*** RECORDS ***
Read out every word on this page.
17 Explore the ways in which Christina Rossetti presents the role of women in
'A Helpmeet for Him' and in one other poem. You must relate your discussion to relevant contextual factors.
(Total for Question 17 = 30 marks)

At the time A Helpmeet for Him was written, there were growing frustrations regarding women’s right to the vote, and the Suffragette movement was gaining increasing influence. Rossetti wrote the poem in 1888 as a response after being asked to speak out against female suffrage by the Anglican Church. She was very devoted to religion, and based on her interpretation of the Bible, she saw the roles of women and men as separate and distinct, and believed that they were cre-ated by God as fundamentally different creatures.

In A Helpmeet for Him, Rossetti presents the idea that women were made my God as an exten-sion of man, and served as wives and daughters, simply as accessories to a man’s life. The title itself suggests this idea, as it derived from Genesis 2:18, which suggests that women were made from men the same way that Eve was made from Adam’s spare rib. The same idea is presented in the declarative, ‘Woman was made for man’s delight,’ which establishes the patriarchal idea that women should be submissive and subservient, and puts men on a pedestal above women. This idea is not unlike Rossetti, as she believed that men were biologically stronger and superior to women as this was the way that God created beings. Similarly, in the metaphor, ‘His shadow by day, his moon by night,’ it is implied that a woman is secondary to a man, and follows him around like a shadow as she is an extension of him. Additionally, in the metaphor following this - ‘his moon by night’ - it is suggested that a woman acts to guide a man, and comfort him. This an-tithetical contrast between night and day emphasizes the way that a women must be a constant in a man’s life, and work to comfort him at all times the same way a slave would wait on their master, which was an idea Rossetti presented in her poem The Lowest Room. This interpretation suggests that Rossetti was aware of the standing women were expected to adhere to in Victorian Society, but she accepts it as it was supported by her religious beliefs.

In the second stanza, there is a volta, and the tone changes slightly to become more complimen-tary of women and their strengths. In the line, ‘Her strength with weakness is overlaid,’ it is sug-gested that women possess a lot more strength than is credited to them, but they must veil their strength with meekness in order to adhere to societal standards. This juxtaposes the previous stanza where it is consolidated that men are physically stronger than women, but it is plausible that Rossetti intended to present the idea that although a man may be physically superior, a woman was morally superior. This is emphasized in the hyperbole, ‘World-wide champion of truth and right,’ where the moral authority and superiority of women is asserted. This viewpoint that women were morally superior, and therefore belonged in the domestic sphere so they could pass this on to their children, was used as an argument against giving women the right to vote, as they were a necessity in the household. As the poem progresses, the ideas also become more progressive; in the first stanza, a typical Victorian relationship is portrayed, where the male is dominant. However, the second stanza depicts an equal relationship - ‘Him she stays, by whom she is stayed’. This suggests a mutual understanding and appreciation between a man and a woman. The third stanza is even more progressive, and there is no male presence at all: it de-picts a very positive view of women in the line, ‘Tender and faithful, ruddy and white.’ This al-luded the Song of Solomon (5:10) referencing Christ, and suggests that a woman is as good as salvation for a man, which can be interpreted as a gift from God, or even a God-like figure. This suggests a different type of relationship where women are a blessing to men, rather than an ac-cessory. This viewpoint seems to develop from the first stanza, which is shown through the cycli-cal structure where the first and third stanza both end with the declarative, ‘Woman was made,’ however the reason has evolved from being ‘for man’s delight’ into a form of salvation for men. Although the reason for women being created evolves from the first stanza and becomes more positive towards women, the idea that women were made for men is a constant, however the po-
***
*** RECORDS ***
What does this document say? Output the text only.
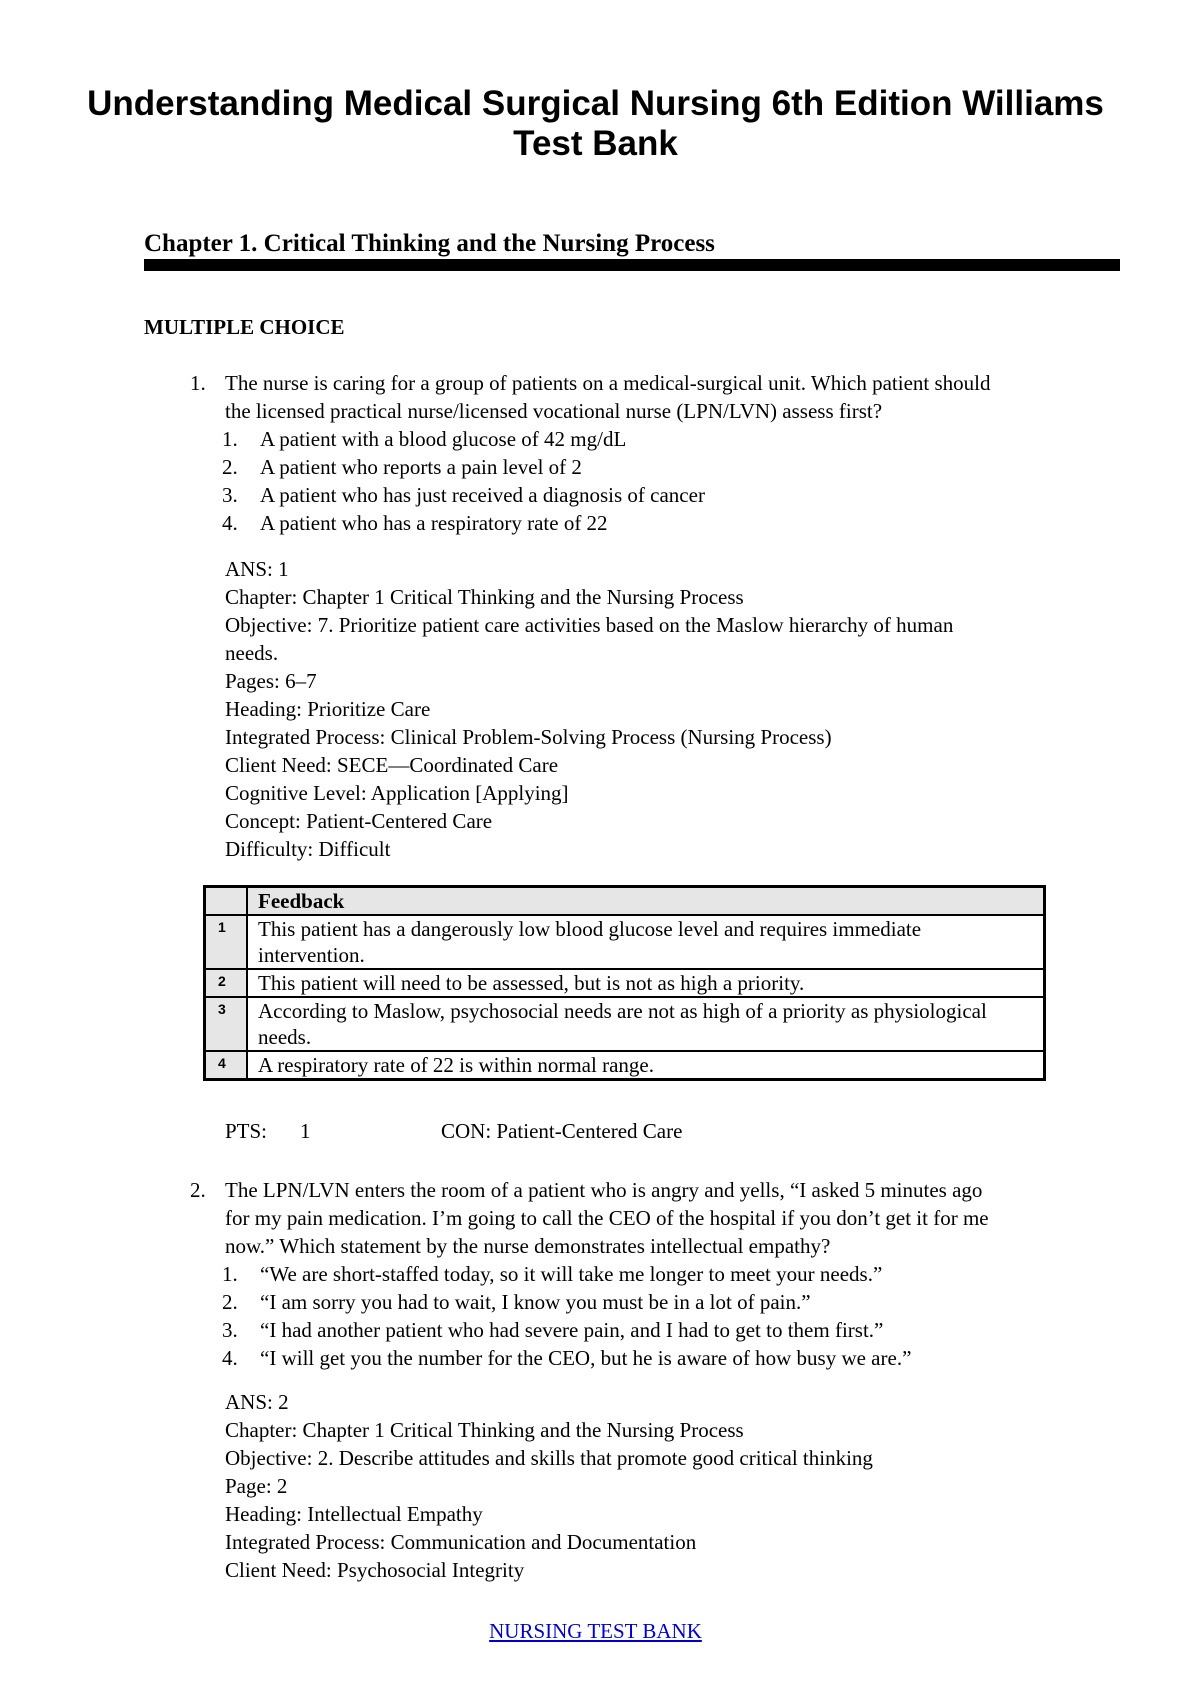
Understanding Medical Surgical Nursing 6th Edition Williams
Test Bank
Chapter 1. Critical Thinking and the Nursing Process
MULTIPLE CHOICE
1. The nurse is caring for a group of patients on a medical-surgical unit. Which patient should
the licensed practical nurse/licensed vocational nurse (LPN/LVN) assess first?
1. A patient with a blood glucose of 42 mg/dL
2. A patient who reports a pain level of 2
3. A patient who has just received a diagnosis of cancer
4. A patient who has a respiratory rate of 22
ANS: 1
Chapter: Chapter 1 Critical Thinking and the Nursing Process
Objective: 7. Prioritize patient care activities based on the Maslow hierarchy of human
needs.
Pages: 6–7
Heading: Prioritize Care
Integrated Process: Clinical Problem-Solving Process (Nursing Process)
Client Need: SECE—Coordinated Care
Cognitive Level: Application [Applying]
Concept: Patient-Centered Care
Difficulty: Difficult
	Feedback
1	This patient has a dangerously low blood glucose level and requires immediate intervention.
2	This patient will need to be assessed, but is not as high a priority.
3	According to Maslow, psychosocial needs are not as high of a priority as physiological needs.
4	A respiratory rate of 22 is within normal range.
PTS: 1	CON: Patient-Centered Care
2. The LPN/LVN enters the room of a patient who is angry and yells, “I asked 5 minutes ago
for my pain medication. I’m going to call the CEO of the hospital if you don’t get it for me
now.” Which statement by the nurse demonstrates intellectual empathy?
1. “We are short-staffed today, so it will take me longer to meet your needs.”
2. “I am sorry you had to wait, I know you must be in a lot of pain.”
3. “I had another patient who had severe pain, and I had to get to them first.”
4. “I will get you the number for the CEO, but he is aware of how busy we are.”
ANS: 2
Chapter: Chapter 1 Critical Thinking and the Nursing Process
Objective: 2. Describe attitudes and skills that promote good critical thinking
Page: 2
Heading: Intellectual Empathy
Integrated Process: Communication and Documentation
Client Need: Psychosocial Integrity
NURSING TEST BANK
***
_WHAT THE TASK REQUIRES_
The expected answer holds each line from the listing above where the string "Centered" is present.

_YOUR SOLUTION_
Concept: Patient-Centered Care
PTS: 1	CON: Patient-Centered Care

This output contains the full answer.